What you need to do: Gather the lines from the material that contain "Bambu".

start Excerpted records

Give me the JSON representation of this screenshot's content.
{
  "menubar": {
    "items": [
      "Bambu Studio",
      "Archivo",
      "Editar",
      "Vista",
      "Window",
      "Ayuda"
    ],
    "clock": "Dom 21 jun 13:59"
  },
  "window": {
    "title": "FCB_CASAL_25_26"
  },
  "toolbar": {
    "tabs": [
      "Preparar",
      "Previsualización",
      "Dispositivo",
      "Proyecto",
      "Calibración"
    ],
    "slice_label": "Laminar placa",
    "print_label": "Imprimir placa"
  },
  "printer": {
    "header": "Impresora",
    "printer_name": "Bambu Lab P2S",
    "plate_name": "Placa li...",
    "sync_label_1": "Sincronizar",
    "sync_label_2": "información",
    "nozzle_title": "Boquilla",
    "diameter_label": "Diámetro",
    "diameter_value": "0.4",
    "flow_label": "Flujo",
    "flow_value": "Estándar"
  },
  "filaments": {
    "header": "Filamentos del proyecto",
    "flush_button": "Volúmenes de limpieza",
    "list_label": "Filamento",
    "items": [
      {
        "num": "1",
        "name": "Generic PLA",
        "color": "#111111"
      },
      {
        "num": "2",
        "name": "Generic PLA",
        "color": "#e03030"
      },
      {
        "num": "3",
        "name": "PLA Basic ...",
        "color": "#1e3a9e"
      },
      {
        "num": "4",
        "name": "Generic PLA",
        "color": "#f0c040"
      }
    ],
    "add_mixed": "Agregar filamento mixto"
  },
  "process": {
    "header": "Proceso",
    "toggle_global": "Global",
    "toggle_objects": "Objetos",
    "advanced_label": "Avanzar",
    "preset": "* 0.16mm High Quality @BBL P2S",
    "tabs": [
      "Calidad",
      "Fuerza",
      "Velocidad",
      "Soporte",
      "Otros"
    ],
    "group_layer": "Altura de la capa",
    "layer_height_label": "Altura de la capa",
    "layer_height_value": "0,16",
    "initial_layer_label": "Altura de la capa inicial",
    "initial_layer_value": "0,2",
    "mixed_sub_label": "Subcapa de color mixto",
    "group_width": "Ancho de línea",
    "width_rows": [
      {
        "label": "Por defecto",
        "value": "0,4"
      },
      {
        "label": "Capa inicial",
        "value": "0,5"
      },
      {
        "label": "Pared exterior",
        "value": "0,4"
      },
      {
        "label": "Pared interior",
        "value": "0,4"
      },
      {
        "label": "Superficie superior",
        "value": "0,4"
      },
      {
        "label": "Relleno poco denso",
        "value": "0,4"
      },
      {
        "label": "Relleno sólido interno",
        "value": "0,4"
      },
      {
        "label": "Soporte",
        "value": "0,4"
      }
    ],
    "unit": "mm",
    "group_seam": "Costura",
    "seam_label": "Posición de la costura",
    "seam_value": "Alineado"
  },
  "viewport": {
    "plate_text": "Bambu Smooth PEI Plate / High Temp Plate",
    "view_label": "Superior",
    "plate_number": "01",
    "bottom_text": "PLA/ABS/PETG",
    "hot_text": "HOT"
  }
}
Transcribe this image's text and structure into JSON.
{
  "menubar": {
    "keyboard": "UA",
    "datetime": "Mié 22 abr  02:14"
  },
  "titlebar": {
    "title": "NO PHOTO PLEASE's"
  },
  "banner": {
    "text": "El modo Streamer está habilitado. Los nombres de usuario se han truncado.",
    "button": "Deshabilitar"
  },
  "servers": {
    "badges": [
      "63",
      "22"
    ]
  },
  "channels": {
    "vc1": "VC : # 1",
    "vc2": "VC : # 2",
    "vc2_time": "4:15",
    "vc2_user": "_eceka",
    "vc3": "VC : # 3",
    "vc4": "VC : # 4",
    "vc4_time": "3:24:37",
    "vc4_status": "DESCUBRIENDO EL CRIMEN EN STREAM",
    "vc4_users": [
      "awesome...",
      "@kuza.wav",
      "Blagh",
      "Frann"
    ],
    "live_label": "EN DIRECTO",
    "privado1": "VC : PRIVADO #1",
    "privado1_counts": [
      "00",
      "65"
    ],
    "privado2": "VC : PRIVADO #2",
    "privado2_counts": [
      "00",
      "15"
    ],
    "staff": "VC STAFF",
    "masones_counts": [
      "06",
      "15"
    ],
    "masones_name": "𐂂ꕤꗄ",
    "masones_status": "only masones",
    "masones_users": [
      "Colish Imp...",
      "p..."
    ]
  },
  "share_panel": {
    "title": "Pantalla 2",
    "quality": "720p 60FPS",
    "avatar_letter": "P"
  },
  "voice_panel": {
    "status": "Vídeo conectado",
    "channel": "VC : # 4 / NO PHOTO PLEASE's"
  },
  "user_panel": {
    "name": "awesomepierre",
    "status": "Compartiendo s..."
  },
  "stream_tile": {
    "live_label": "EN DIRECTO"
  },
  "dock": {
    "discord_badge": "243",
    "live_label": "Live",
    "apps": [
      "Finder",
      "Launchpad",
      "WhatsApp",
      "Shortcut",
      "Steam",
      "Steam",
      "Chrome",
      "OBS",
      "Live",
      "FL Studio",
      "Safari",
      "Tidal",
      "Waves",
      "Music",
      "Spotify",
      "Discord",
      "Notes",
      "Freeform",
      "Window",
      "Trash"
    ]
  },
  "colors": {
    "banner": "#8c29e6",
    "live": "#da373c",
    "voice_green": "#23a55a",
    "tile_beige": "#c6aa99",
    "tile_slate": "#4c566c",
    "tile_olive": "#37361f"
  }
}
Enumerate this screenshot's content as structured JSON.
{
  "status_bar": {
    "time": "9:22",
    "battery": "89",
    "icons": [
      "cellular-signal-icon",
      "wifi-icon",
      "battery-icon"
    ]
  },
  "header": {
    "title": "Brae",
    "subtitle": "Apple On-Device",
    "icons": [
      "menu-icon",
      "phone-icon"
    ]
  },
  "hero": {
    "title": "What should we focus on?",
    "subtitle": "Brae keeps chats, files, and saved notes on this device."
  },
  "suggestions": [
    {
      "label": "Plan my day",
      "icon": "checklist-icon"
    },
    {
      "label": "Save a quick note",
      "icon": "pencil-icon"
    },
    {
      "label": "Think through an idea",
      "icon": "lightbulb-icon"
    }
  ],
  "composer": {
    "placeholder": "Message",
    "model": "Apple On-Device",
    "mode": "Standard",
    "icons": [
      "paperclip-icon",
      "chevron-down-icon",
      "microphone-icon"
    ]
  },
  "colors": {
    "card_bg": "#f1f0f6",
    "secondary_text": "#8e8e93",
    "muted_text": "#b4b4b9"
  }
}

end Excerpted records

Result of the task:
      "Bambu Studio",
    "printer_name": "Bambu Lab P2S",
    "plate_text": "Bambu Smooth PEI Plate / High Temp Plate",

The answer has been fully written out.